- Problem to solve
Give back every line exactly as it appears, pictures excluded.

- Data provided
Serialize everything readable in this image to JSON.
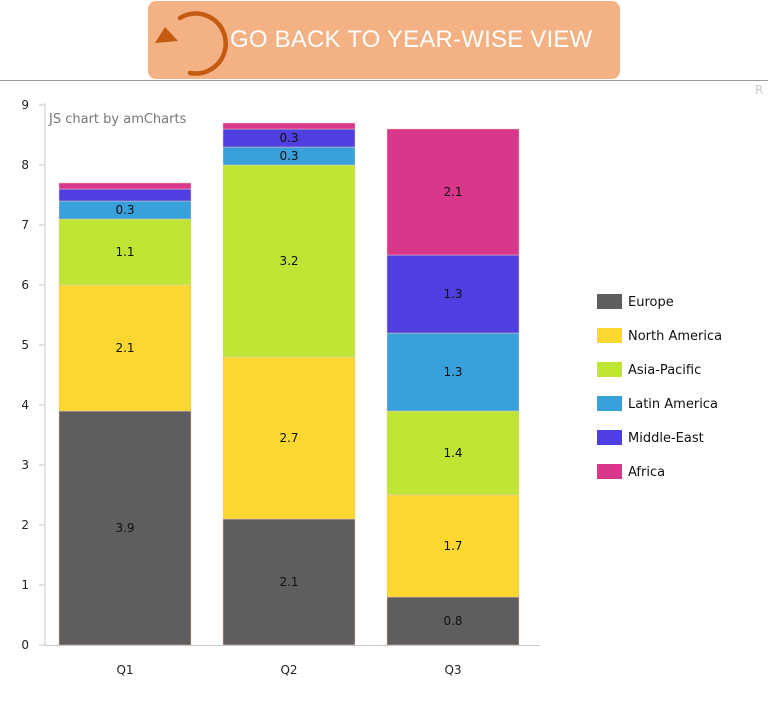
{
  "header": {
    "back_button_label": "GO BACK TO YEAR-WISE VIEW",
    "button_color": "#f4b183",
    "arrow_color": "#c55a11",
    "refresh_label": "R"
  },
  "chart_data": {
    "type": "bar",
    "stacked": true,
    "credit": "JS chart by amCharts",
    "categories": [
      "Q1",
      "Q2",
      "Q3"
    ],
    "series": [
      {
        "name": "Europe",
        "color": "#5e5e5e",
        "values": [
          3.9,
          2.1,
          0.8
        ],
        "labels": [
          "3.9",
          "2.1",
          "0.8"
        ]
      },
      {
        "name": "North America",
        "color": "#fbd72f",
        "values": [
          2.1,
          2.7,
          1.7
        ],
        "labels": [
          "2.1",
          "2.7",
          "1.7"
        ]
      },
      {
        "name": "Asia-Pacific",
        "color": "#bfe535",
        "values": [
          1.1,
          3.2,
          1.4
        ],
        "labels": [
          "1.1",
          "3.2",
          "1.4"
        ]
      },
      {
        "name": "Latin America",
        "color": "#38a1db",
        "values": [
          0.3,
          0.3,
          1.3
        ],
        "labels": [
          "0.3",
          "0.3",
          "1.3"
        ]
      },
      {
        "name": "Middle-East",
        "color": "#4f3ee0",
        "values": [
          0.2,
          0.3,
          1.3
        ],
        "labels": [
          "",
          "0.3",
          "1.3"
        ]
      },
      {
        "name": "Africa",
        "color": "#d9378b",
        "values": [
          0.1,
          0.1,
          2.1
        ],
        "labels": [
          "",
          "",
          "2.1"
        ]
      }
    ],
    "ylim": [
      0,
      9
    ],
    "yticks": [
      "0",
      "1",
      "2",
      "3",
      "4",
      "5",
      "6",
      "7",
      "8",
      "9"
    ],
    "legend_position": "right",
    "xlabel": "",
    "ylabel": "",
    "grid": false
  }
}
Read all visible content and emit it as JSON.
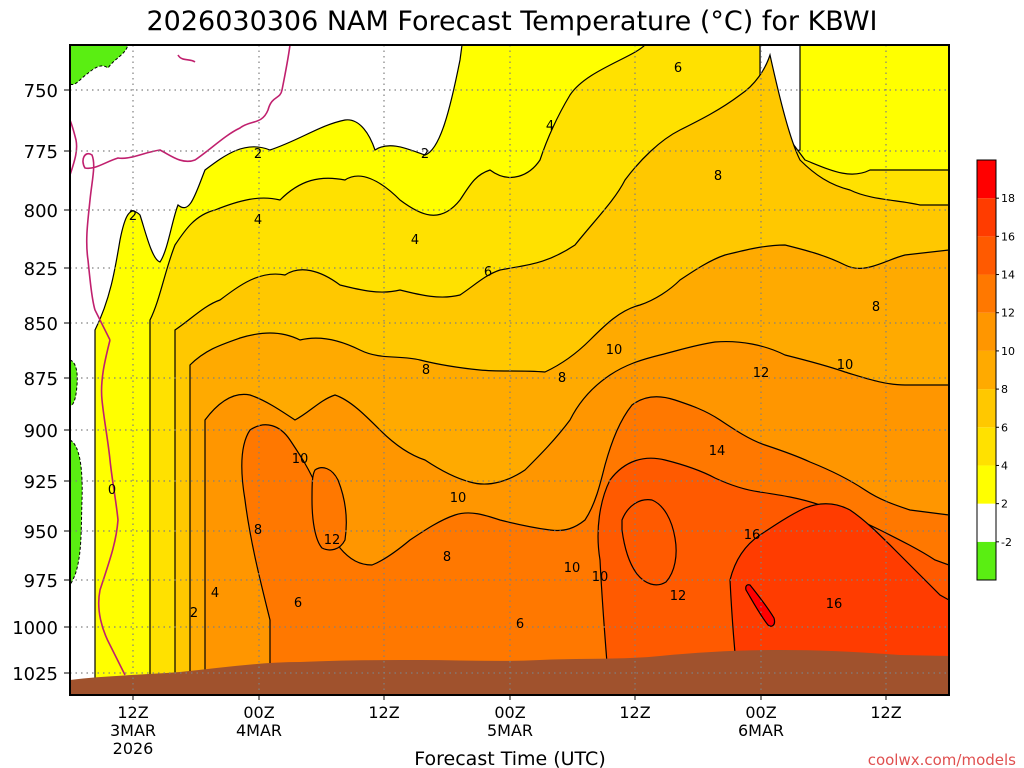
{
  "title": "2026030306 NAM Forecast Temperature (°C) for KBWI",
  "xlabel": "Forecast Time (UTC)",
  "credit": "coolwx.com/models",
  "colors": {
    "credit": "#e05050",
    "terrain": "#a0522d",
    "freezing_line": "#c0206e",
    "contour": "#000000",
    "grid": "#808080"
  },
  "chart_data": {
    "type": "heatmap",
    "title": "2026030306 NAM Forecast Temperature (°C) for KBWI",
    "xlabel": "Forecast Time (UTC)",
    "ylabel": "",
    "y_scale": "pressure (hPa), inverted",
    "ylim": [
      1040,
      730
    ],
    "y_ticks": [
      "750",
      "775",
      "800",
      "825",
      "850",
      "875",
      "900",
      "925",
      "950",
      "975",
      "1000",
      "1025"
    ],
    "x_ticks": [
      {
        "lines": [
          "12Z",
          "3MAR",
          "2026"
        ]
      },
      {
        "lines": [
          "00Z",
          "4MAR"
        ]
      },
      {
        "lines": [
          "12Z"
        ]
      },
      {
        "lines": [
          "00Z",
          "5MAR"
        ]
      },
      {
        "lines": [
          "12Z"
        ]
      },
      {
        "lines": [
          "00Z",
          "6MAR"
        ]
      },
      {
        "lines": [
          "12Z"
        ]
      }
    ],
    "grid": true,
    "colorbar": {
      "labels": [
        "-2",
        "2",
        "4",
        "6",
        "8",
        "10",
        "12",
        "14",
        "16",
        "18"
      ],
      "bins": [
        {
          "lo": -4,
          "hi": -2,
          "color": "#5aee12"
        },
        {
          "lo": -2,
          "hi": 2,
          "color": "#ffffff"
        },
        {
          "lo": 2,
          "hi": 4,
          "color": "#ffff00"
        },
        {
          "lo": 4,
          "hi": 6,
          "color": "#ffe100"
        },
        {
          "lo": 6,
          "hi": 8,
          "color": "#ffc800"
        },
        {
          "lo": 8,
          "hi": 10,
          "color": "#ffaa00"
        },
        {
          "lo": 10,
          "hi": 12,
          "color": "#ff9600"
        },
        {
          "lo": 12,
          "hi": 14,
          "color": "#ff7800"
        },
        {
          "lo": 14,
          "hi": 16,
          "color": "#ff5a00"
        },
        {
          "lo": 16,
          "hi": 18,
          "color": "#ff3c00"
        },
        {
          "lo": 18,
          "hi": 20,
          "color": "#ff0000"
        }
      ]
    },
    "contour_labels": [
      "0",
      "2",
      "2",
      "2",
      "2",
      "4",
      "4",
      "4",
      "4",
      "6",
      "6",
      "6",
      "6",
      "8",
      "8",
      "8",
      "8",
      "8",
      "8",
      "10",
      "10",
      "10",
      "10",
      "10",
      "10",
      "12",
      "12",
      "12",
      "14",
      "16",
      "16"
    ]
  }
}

- Completed exercise
Serialize everything readable in this image to JSON.
{
  "header": {
    "back_button_label": "GO BACK TO YEAR-WISE VIEW",
    "button_color": "#f4b183",
    "arrow_color": "#c55a11",
    "refresh_label": "R"
  },
  "chart_data": {
    "type": "bar",
    "stacked": true,
    "credit": "JS chart by amCharts",
    "categories": [
      "Q1",
      "Q2",
      "Q3"
    ],
    "series": [
      {
        "name": "Europe",
        "color": "#5e5e5e",
        "values": [
          3.9,
          2.1,
          0.8
        ],
        "labels": [
          "3.9",
          "2.1",
          "0.8"
        ]
      },
      {
        "name": "North America",
        "color": "#fbd72f",
        "values": [
          2.1,
          2.7,
          1.7
        ],
        "labels": [
          "2.1",
          "2.7",
          "1.7"
        ]
      },
      {
        "name": "Asia-Pacific",
        "color": "#bfe535",
        "values": [
          1.1,
          3.2,
          1.4
        ],
        "labels": [
          "1.1",
          "3.2",
          "1.4"
        ]
      },
      {
        "name": "Latin America",
        "color": "#38a1db",
        "values": [
          0.3,
          0.3,
          1.3
        ],
        "labels": [
          "0.3",
          "0.3",
          "1.3"
        ]
      },
      {
        "name": "Middle-East",
        "color": "#4f3ee0",
        "values": [
          0.2,
          0.3,
          1.3
        ],
        "labels": [
          "",
          "0.3",
          "1.3"
        ]
      },
      {
        "name": "Africa",
        "color": "#d9378b",
        "values": [
          0.1,
          0.1,
          2.1
        ],
        "labels": [
          "",
          "",
          "2.1"
        ]
      }
    ],
    "ylim": [
      0,
      9
    ],
    "yticks": [
      "0",
      "1",
      "2",
      "3",
      "4",
      "5",
      "6",
      "7",
      "8",
      "9"
    ],
    "legend_position": "right",
    "xlabel": "",
    "ylabel": "",
    "grid": false
  }
}
Read all visible content and emit it as JSON.
{
  "title": "2026030306 NAM Forecast Temperature (°C) for KBWI",
  "xlabel": "Forecast Time (UTC)",
  "credit": "coolwx.com/models",
  "colors": {
    "credit": "#e05050",
    "terrain": "#a0522d",
    "freezing_line": "#c0206e",
    "contour": "#000000",
    "grid": "#808080"
  },
  "chart_data": {
    "type": "heatmap",
    "title": "2026030306 NAM Forecast Temperature (°C) for KBWI",
    "xlabel": "Forecast Time (UTC)",
    "ylabel": "",
    "y_scale": "pressure (hPa), inverted",
    "ylim": [
      1040,
      730
    ],
    "y_ticks": [
      "750",
      "775",
      "800",
      "825",
      "850",
      "875",
      "900",
      "925",
      "950",
      "975",
      "1000",
      "1025"
    ],
    "x_ticks": [
      {
        "lines": [
          "12Z",
          "3MAR",
          "2026"
        ]
      },
      {
        "lines": [
          "00Z",
          "4MAR"
        ]
      },
      {
        "lines": [
          "12Z"
        ]
      },
      {
        "lines": [
          "00Z",
          "5MAR"
        ]
      },
      {
        "lines": [
          "12Z"
        ]
      },
      {
        "lines": [
          "00Z",
          "6MAR"
        ]
      },
      {
        "lines": [
          "12Z"
        ]
      }
    ],
    "grid": true,
    "colorbar": {
      "labels": [
        "-2",
        "2",
        "4",
        "6",
        "8",
        "10",
        "12",
        "14",
        "16",
        "18"
      ],
      "bins": [
        {
          "lo": -4,
          "hi": -2,
          "color": "#5aee12"
        },
        {
          "lo": -2,
          "hi": 2,
          "color": "#ffffff"
        },
        {
          "lo": 2,
          "hi": 4,
          "color": "#ffff00"
        },
        {
          "lo": 4,
          "hi": 6,
          "color": "#ffe100"
        },
        {
          "lo": 6,
          "hi": 8,
          "color": "#ffc800"
        },
        {
          "lo": 8,
          "hi": 10,
          "color": "#ffaa00"
        },
        {
          "lo": 10,
          "hi": 12,
          "color": "#ff9600"
        },
        {
          "lo": 12,
          "hi": 14,
          "color": "#ff7800"
        },
        {
          "lo": 14,
          "hi": 16,
          "color": "#ff5a00"
        },
        {
          "lo": 16,
          "hi": 18,
          "color": "#ff3c00"
        },
        {
          "lo": 18,
          "hi": 20,
          "color": "#ff0000"
        }
      ]
    },
    "contour_labels": [
      "0",
      "2",
      "2",
      "2",
      "2",
      "4",
      "4",
      "4",
      "4",
      "6",
      "6",
      "6",
      "6",
      "8",
      "8",
      "8",
      "8",
      "8",
      "8",
      "10",
      "10",
      "10",
      "10",
      "10",
      "10",
      "12",
      "12",
      "12",
      "14",
      "16",
      "16"
    ]
  }
}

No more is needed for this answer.